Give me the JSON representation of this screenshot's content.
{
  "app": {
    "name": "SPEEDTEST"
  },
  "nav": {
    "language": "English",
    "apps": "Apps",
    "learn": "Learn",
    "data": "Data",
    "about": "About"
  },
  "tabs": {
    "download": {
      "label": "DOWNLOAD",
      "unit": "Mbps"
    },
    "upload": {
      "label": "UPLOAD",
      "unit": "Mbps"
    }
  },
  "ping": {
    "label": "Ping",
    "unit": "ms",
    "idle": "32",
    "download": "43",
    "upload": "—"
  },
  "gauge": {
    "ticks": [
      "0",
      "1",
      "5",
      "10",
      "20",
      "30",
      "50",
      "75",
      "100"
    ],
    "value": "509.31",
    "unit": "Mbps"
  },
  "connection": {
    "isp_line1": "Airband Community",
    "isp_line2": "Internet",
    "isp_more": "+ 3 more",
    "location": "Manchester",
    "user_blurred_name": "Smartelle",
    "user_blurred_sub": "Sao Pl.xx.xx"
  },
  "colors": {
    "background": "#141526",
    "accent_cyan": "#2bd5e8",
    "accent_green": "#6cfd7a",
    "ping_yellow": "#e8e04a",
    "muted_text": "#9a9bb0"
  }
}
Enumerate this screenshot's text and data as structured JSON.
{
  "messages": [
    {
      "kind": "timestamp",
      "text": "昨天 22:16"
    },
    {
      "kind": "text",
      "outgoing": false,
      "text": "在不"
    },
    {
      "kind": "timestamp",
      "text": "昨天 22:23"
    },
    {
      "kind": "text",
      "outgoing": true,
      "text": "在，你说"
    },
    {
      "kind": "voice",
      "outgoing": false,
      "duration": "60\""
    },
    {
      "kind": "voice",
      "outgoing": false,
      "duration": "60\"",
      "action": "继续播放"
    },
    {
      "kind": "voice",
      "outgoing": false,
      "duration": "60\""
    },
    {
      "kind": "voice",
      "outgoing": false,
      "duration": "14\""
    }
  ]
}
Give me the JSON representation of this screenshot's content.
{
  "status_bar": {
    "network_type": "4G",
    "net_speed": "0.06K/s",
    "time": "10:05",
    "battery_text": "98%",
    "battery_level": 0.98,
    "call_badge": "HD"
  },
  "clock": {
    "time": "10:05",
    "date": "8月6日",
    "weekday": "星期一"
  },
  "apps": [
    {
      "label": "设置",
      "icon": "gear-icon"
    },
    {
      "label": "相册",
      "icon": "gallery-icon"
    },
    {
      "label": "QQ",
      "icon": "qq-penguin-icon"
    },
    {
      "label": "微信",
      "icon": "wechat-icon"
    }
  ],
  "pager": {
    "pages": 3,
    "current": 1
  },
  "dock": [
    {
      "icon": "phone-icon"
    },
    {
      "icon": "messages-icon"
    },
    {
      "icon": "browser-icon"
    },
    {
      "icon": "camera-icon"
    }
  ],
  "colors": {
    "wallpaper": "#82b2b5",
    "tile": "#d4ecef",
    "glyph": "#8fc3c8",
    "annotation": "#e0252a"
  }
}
====
### [Task instructions]
Exactly as written above, please repeat the entries.

### [Task solution]
Give me the JSON representation of this screenshot's content.
{
  "app": {
    "name": "SPEEDTEST"
  },
  "nav": {
    "language": "English",
    "apps": "Apps",
    "learn": "Learn",
    "data": "Data",
    "about": "About"
  },
  "tabs": {
    "download": {
      "label": "DOWNLOAD",
      "unit": "Mbps"
    },
    "upload": {
      "label": "UPLOAD",
      "unit": "Mbps"
    }
  },
  "ping": {
    "label": "Ping",
    "unit": "ms",
    "idle": "32",
    "download": "43",
    "upload": "—"
  },
  "gauge": {
    "ticks": [
      "0",
      "1",
      "5",
      "10",
      "20",
      "30",
      "50",
      "75",
      "100"
    ],
    "value": "509.31",
    "unit": "Mbps"
  },
  "connection": {
    "isp_line1": "Airband Community",
    "isp_line2": "Internet",
    "isp_more": "+ 3 more",
    "location": "Manchester",
    "user_blurred_name": "Smartelle",
    "user_blurred_sub": "Sao Pl.xx.xx"
  },
  "colors": {
    "background": "#141526",
    "accent_cyan": "#2bd5e8",
    "accent_green": "#6cfd7a",
    "ping_yellow": "#e8e04a",
    "muted_text": "#9a9bb0"
  }
}
Enumerate this screenshot's text and data as structured JSON.
{
  "messages": [
    {
      "kind": "timestamp",
      "text": "昨天 22:16"
    },
    {
      "kind": "text",
      "outgoing": false,
      "text": "在不"
    },
    {
      "kind": "timestamp",
      "text": "昨天 22:23"
    },
    {
      "kind": "text",
      "outgoing": true,
      "text": "在，你说"
    },
    {
      "kind": "voice",
      "outgoing": false,
      "duration": "60\""
    },
    {
      "kind": "voice",
      "outgoing": false,
      "duration": "60\"",
      "action": "继续播放"
    },
    {
      "kind": "voice",
      "outgoing": false,
      "duration": "60\""
    },
    {
      "kind": "voice",
      "outgoing": false,
      "duration": "14\""
    }
  ]
}
Give me the JSON representation of this screenshot's content.
{
  "status_bar": {
    "network_type": "4G",
    "net_speed": "0.06K/s",
    "time": "10:05",
    "battery_text": "98%",
    "battery_level": 0.98,
    "call_badge": "HD"
  },
  "clock": {
    "time": "10:05",
    "date": "8月6日",
    "weekday": "星期一"
  },
  "apps": [
    {
      "label": "设置",
      "icon": "gear-icon"
    },
    {
      "label": "相册",
      "icon": "gallery-icon"
    },
    {
      "label": "QQ",
      "icon": "qq-penguin-icon"
    },
    {
      "label": "微信",
      "icon": "wechat-icon"
    }
  ],
  "pager": {
    "pages": 3,
    "current": 1
  },
  "dock": [
    {
      "icon": "phone-icon"
    },
    {
      "icon": "messages-icon"
    },
    {
      "icon": "browser-icon"
    },
    {
      "icon": "camera-icon"
    }
  ],
  "colors": {
    "wallpaper": "#82b2b5",
    "tile": "#d4ecef",
    "glyph": "#8fc3c8",
    "annotation": "#e0252a"
  }
}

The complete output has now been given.